Records from a collection of figures:
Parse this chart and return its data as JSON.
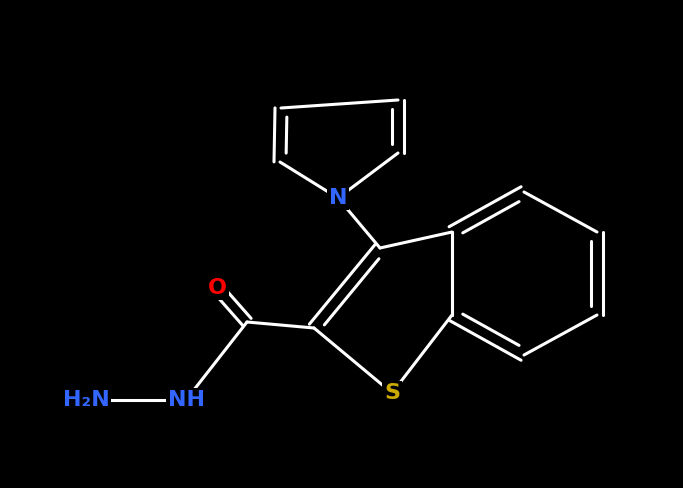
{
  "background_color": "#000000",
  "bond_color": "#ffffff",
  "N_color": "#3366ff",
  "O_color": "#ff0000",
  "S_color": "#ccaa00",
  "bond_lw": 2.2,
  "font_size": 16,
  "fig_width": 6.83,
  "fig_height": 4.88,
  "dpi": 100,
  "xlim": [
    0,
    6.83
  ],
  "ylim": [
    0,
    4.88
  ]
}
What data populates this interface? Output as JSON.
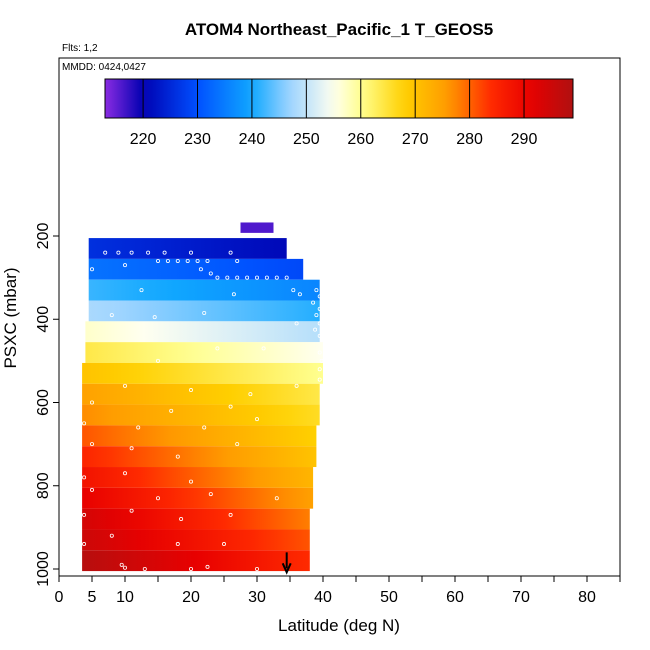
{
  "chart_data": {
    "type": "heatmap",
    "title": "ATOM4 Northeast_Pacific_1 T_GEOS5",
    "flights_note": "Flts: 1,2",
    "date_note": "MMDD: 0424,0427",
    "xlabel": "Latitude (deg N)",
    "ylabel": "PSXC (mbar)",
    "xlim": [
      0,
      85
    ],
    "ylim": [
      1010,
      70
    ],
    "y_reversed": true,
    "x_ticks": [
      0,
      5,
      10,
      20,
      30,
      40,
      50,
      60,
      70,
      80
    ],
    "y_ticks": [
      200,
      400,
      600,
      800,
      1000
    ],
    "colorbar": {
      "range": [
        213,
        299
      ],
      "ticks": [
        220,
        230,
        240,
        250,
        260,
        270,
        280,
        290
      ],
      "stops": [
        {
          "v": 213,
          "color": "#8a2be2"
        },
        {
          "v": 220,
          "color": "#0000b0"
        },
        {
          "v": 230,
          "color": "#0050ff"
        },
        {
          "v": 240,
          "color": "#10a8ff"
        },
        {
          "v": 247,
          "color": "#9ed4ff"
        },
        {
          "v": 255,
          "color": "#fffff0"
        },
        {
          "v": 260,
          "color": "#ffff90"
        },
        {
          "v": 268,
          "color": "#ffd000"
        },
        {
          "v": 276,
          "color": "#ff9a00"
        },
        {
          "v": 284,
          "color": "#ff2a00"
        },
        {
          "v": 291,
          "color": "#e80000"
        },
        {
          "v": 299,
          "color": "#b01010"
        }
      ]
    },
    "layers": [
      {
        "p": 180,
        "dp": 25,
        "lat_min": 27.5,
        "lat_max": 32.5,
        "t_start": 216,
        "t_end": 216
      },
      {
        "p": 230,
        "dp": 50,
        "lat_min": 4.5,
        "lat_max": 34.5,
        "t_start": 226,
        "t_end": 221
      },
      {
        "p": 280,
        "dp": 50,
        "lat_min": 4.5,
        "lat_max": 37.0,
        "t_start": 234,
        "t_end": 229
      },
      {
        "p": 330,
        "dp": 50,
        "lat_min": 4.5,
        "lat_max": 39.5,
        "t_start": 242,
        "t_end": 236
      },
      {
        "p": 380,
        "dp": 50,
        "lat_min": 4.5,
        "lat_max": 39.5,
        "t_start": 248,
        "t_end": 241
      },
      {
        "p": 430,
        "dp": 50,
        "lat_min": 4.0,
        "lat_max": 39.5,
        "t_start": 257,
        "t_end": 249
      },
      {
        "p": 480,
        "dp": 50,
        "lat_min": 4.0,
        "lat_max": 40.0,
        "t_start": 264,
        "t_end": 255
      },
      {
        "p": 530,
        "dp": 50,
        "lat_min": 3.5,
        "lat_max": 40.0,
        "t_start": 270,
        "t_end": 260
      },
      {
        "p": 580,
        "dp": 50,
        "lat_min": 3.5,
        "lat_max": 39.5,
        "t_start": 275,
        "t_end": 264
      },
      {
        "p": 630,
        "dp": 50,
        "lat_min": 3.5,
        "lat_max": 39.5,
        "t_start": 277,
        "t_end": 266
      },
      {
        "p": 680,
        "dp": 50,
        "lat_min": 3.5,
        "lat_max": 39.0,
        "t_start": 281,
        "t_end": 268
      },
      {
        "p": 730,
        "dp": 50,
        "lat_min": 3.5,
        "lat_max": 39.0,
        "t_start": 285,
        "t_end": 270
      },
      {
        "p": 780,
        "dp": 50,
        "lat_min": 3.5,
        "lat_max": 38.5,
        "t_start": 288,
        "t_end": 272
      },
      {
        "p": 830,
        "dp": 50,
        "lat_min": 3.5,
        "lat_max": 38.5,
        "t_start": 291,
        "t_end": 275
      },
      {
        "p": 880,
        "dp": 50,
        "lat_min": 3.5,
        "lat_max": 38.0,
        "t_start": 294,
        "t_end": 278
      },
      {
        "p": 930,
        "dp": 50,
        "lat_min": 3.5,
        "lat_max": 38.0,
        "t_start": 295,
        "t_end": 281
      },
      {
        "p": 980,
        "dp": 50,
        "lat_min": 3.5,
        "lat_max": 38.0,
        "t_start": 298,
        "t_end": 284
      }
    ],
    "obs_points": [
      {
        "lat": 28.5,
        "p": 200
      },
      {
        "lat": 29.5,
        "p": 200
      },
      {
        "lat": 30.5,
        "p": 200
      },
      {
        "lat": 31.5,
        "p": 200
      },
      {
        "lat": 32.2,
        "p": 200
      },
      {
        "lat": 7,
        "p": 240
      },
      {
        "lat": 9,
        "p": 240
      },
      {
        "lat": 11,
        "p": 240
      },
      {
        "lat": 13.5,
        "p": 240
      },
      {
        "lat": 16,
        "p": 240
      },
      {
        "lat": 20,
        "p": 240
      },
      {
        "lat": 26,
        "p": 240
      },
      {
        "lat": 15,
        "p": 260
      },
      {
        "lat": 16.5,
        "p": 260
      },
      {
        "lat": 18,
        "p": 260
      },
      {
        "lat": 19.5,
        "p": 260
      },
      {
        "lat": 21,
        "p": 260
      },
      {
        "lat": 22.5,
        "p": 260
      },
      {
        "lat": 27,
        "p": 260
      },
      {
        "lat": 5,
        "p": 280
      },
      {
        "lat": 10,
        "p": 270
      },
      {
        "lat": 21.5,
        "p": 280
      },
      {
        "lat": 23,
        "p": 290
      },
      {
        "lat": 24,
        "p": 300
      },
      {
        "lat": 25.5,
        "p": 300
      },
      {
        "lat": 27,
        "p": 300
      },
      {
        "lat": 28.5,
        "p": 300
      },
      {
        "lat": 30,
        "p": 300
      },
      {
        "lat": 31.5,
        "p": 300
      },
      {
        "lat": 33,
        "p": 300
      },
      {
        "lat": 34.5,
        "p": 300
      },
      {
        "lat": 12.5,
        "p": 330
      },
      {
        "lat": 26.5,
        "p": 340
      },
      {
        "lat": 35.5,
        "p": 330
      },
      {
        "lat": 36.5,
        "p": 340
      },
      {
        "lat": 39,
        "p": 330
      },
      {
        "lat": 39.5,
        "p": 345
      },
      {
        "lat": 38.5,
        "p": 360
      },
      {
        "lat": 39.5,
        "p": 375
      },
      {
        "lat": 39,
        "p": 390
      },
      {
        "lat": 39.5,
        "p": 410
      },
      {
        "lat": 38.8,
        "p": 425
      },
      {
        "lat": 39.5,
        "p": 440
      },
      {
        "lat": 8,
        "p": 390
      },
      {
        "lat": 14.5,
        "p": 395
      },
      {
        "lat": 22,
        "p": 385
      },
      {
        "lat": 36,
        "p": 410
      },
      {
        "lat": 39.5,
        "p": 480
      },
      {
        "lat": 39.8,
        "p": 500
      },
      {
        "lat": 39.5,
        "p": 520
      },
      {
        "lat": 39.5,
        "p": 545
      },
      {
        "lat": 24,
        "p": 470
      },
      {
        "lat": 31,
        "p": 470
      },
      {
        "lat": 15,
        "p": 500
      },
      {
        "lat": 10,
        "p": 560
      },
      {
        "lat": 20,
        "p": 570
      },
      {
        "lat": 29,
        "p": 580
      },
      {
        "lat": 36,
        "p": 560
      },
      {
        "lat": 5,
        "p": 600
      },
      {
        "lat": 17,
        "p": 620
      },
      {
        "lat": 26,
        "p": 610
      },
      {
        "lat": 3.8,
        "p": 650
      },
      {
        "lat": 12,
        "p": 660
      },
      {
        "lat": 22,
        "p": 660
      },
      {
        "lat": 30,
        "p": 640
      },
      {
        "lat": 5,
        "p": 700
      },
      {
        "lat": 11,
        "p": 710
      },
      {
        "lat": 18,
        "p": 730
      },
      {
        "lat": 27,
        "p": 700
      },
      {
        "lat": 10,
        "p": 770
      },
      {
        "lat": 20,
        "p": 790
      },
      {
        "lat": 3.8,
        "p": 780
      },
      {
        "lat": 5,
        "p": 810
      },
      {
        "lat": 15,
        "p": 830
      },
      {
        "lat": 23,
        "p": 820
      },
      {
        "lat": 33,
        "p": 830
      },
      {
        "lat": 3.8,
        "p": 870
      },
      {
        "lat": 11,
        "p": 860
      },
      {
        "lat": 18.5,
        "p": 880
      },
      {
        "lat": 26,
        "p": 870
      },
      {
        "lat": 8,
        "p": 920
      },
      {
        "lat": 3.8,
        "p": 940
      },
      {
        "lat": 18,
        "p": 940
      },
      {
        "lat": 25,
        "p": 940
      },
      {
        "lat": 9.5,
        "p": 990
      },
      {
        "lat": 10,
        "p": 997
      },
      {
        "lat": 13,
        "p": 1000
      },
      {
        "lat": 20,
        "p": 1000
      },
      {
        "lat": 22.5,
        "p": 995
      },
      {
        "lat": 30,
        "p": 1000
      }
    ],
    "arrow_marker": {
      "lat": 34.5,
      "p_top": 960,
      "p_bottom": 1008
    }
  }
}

Description of the task: Show every line from the listing above in which the string "JSON" appears.

Answer for this exercise:
Parse this chart and return its data as JSON.
What data populates this interface? Output as JSON.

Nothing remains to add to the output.